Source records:
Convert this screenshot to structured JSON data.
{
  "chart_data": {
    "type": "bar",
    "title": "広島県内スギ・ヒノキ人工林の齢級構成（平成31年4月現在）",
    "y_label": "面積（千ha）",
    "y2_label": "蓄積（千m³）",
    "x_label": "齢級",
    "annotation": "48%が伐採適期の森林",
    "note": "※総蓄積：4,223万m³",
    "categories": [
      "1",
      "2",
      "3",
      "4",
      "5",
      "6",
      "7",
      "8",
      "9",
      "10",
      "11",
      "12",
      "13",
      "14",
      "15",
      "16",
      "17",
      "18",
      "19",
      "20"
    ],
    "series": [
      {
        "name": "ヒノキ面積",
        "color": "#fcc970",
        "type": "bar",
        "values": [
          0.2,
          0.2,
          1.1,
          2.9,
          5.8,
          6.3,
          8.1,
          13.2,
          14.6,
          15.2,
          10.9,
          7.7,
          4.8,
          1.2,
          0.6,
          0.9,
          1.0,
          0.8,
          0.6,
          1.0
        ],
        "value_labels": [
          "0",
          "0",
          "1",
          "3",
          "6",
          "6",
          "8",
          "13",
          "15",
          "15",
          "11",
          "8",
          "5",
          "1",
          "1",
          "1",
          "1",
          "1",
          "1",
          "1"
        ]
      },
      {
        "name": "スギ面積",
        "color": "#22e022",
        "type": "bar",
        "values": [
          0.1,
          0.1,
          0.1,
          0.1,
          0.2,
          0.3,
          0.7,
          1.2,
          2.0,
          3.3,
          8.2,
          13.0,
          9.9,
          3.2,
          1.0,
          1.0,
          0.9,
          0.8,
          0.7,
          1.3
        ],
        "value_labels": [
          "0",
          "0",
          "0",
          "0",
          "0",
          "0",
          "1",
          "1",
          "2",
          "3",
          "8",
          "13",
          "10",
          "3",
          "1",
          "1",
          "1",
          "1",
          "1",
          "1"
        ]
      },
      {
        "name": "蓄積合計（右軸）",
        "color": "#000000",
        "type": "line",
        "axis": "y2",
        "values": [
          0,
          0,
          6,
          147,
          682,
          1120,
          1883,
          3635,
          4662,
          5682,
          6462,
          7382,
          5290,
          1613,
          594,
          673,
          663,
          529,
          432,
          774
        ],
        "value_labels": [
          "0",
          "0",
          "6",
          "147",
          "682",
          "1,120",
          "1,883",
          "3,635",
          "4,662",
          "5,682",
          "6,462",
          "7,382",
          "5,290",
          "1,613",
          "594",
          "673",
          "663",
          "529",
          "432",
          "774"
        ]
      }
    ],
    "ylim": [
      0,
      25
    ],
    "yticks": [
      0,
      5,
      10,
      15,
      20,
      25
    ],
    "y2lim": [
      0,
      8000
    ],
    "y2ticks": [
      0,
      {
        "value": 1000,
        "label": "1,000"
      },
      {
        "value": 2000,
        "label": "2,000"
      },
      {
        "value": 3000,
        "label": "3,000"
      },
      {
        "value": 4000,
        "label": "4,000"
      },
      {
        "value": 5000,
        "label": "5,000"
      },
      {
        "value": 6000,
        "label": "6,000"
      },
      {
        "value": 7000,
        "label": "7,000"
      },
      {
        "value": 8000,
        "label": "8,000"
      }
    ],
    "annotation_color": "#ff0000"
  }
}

Exercise prompt |
The records above should be repeated in full, exactly as given.

Expected answer |
Convert this screenshot to structured JSON data.
{
  "chart_data": {
    "type": "bar",
    "title": "広島県内スギ・ヒノキ人工林の齢級構成（平成31年4月現在）",
    "y_label": "面積（千ha）",
    "y2_label": "蓄積（千m³）",
    "x_label": "齢級",
    "annotation": "48%が伐採適期の森林",
    "note": "※総蓄積：4,223万m³",
    "categories": [
      "1",
      "2",
      "3",
      "4",
      "5",
      "6",
      "7",
      "8",
      "9",
      "10",
      "11",
      "12",
      "13",
      "14",
      "15",
      "16",
      "17",
      "18",
      "19",
      "20"
    ],
    "series": [
      {
        "name": "ヒノキ面積",
        "color": "#fcc970",
        "type": "bar",
        "values": [
          0.2,
          0.2,
          1.1,
          2.9,
          5.8,
          6.3,
          8.1,
          13.2,
          14.6,
          15.2,
          10.9,
          7.7,
          4.8,
          1.2,
          0.6,
          0.9,
          1.0,
          0.8,
          0.6,
          1.0
        ],
        "value_labels": [
          "0",
          "0",
          "1",
          "3",
          "6",
          "6",
          "8",
          "13",
          "15",
          "15",
          "11",
          "8",
          "5",
          "1",
          "1",
          "1",
          "1",
          "1",
          "1",
          "1"
        ]
      },
      {
        "name": "スギ面積",
        "color": "#22e022",
        "type": "bar",
        "values": [
          0.1,
          0.1,
          0.1,
          0.1,
          0.2,
          0.3,
          0.7,
          1.2,
          2.0,
          3.3,
          8.2,
          13.0,
          9.9,
          3.2,
          1.0,
          1.0,
          0.9,
          0.8,
          0.7,
          1.3
        ],
        "value_labels": [
          "0",
          "0",
          "0",
          "0",
          "0",
          "0",
          "1",
          "1",
          "2",
          "3",
          "8",
          "13",
          "10",
          "3",
          "1",
          "1",
          "1",
          "1",
          "1",
          "1"
        ]
      },
      {
        "name": "蓄積合計（右軸）",
        "color": "#000000",
        "type": "line",
        "axis": "y2",
        "values": [
          0,
          0,
          6,
          147,
          682,
          1120,
          1883,
          3635,
          4662,
          5682,
          6462,
          7382,
          5290,
          1613,
          594,
          673,
          663,
          529,
          432,
          774
        ],
        "value_labels": [
          "0",
          "0",
          "6",
          "147",
          "682",
          "1,120",
          "1,883",
          "3,635",
          "4,662",
          "5,682",
          "6,462",
          "7,382",
          "5,290",
          "1,613",
          "594",
          "673",
          "663",
          "529",
          "432",
          "774"
        ]
      }
    ],
    "ylim": [
      0,
      25
    ],
    "yticks": [
      0,
      5,
      10,
      15,
      20,
      25
    ],
    "y2lim": [
      0,
      8000
    ],
    "y2ticks": [
      0,
      {
        "value": 1000,
        "label": "1,000"
      },
      {
        "value": 2000,
        "label": "2,000"
      },
      {
        "value": 3000,
        "label": "3,000"
      },
      {
        "value": 4000,
        "label": "4,000"
      },
      {
        "value": 5000,
        "label": "5,000"
      },
      {
        "value": 6000,
        "label": "6,000"
      },
      {
        "value": 7000,
        "label": "7,000"
      },
      {
        "value": 8000,
        "label": "8,000"
      }
    ],
    "annotation_color": "#ff0000"
  }
}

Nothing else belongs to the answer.